Entries from a dataset:
---

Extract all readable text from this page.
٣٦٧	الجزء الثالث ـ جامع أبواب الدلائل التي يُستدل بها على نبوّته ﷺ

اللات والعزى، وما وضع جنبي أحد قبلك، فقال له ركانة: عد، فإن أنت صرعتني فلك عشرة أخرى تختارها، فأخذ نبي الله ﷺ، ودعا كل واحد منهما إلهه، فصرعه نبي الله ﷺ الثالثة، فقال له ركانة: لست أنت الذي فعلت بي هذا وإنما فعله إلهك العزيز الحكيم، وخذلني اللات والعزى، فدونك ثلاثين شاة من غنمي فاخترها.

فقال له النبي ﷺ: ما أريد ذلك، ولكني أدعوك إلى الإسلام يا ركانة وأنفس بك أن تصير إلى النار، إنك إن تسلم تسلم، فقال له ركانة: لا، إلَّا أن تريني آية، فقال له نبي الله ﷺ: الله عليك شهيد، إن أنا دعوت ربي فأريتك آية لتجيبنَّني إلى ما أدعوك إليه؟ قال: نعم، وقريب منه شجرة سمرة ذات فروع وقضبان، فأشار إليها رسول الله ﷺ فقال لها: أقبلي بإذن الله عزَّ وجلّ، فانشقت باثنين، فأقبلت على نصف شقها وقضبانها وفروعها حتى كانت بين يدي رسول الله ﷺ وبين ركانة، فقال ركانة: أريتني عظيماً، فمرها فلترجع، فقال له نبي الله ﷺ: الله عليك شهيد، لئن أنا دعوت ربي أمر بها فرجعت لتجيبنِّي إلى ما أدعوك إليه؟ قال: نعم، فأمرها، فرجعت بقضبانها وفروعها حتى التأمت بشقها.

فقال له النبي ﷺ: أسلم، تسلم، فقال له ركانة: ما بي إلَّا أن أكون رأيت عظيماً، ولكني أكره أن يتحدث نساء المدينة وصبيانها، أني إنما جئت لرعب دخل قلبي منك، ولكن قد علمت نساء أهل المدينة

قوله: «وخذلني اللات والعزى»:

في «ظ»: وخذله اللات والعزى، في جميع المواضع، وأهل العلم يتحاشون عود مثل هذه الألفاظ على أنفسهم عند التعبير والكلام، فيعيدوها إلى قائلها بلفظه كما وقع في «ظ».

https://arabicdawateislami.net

---

All the data must be duplicated exactly, with nothing added or removed.

Problem solution
Extract all readable text from this page.
٣٦٧	الجزء الثالث ـ جامع أبواب الدلائل التي يُستدل بها على نبوّته ﷺ

اللات والعزى، وما وضع جنبي أحد قبلك، فقال له ركانة: عد، فإن أنت صرعتني فلك عشرة أخرى تختارها، فأخذ نبي الله ﷺ، ودعا كل واحد منهما إلهه، فصرعه نبي الله ﷺ الثالثة، فقال له ركانة: لست أنت الذي فعلت بي هذا وإنما فعله إلهك العزيز الحكيم، وخذلني اللات والعزى، فدونك ثلاثين شاة من غنمي فاخترها.

فقال له النبي ﷺ: ما أريد ذلك، ولكني أدعوك إلى الإسلام يا ركانة وأنفس بك أن تصير إلى النار، إنك إن تسلم تسلم، فقال له ركانة: لا، إلَّا أن تريني آية، فقال له نبي الله ﷺ: الله عليك شهيد، إن أنا دعوت ربي فأريتك آية لتجيبنَّني إلى ما أدعوك إليه؟ قال: نعم، وقريب منه شجرة سمرة ذات فروع وقضبان، فأشار إليها رسول الله ﷺ فقال لها: أقبلي بإذن الله عزَّ وجلّ، فانشقت باثنين، فأقبلت على نصف شقها وقضبانها وفروعها حتى كانت بين يدي رسول الله ﷺ وبين ركانة، فقال ركانة: أريتني عظيماً، فمرها فلترجع، فقال له نبي الله ﷺ: الله عليك شهيد، لئن أنا دعوت ربي أمر بها فرجعت لتجيبنِّي إلى ما أدعوك إليه؟ قال: نعم، فأمرها، فرجعت بقضبانها وفروعها حتى التأمت بشقها.

فقال له النبي ﷺ: أسلم، تسلم، فقال له ركانة: ما بي إلَّا أن أكون رأيت عظيماً، ولكني أكره أن يتحدث نساء المدينة وصبيانها، أني إنما جئت لرعب دخل قلبي منك، ولكن قد علمت نساء أهل المدينة

قوله: «وخذلني اللات والعزى»:

في «ظ»: وخذله اللات والعزى، في جميع المواضع، وأهل العلم يتحاشون عود مثل هذه الألفاظ على أنفسهم عند التعبير والكلام، فيعيدوها إلى قائلها بلفظه كما وقع في «ظ».

https://arabicdawateislami.net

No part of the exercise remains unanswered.